GIVEN PROBLEM:
Check every line of the data below for the string "Explanation", and copy the ones that hold it.

RECORD EXCERPTS:
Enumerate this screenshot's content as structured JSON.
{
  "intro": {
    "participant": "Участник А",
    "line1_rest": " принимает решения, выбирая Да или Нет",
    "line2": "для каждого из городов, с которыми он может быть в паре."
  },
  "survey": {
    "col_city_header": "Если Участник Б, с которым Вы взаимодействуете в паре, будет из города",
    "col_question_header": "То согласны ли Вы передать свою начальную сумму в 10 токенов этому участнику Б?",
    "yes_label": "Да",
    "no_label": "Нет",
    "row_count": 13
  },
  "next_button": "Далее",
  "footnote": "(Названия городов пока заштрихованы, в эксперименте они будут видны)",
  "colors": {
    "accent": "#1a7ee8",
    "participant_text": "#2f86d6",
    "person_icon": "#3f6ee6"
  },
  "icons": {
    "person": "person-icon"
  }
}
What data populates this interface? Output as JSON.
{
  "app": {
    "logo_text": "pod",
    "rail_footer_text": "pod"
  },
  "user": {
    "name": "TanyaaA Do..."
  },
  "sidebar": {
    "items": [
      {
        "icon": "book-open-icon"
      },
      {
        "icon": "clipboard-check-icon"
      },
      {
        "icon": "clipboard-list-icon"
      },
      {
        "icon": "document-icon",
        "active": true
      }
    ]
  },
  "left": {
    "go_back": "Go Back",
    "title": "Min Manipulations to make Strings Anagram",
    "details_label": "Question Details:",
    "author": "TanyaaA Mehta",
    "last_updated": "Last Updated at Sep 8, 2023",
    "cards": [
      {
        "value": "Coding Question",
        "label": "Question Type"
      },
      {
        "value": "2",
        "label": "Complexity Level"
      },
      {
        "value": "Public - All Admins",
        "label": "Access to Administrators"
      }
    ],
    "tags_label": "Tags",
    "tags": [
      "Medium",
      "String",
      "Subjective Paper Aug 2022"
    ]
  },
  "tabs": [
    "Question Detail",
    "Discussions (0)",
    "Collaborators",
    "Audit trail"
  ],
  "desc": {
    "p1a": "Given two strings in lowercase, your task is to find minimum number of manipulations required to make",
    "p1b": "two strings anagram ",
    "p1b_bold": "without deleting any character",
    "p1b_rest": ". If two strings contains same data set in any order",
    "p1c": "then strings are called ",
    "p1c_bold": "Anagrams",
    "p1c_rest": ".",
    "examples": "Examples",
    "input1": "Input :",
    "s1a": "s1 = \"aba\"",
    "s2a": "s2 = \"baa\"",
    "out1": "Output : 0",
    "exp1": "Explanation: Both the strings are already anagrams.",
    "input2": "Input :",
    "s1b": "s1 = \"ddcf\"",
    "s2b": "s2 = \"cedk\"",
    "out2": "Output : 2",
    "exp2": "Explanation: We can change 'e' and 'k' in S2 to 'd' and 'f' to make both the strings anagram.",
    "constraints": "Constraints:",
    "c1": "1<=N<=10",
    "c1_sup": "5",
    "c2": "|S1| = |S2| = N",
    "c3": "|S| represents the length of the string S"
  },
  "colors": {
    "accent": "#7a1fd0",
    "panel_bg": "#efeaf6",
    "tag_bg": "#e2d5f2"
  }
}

---

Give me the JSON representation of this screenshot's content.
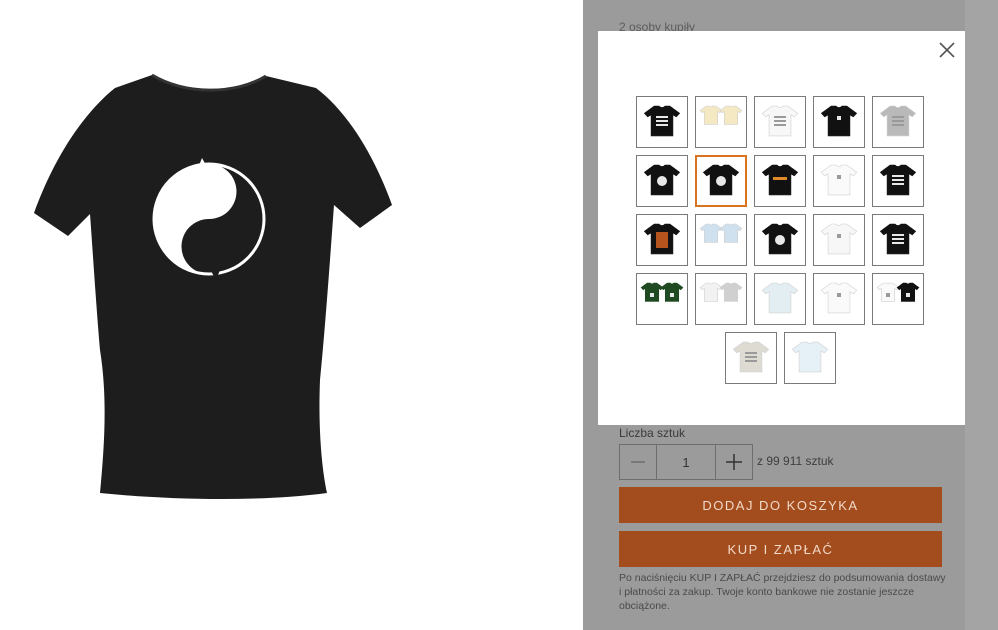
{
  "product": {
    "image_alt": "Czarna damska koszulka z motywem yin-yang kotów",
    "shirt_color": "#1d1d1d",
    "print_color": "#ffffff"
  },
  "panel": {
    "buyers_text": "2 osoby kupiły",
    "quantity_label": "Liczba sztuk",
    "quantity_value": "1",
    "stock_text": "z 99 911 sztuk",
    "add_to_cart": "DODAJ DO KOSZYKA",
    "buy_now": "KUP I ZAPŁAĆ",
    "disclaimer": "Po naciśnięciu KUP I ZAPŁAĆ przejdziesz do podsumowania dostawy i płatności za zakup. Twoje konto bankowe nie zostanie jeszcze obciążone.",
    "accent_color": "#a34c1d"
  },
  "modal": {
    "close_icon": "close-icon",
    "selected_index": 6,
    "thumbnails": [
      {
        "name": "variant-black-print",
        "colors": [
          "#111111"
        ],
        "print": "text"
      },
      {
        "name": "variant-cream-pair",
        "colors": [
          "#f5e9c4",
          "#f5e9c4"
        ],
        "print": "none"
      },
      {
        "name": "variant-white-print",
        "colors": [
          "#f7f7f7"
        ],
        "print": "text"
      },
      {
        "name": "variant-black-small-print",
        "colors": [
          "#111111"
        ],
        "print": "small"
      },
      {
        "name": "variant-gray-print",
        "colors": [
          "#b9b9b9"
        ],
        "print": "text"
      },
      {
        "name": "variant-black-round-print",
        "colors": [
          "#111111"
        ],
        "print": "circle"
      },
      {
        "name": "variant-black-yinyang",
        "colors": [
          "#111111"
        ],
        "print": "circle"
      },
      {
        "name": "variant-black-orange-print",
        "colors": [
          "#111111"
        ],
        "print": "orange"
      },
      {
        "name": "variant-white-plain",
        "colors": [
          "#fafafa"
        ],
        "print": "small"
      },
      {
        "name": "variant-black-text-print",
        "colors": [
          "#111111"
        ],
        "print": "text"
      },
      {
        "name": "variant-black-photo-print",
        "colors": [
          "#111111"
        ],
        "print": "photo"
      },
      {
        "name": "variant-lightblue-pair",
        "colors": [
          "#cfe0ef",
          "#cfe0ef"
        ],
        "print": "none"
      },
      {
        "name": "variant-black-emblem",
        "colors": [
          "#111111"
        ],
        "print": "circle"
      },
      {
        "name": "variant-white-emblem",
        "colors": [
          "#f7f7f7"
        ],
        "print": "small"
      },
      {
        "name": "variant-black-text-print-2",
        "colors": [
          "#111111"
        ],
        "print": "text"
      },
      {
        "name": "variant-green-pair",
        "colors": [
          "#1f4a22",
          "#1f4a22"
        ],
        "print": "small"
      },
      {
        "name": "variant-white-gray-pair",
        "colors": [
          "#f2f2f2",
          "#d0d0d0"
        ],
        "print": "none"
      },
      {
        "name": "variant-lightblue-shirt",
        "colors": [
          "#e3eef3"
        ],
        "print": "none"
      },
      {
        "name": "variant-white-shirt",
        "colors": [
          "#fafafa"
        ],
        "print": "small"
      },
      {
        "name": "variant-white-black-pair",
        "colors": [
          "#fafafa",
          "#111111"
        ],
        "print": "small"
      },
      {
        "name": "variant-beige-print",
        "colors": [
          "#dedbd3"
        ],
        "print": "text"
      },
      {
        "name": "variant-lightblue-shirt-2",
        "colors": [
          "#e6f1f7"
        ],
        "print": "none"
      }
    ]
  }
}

SOLUTION FOR THIS EXERCISE:
    "exp1": "Explanation: Both the strings are already anagrams.",
    "exp2": "Explanation: We can change 'e' and 'k' in S2 to 'd' and 'f' to make both the strings anagram.",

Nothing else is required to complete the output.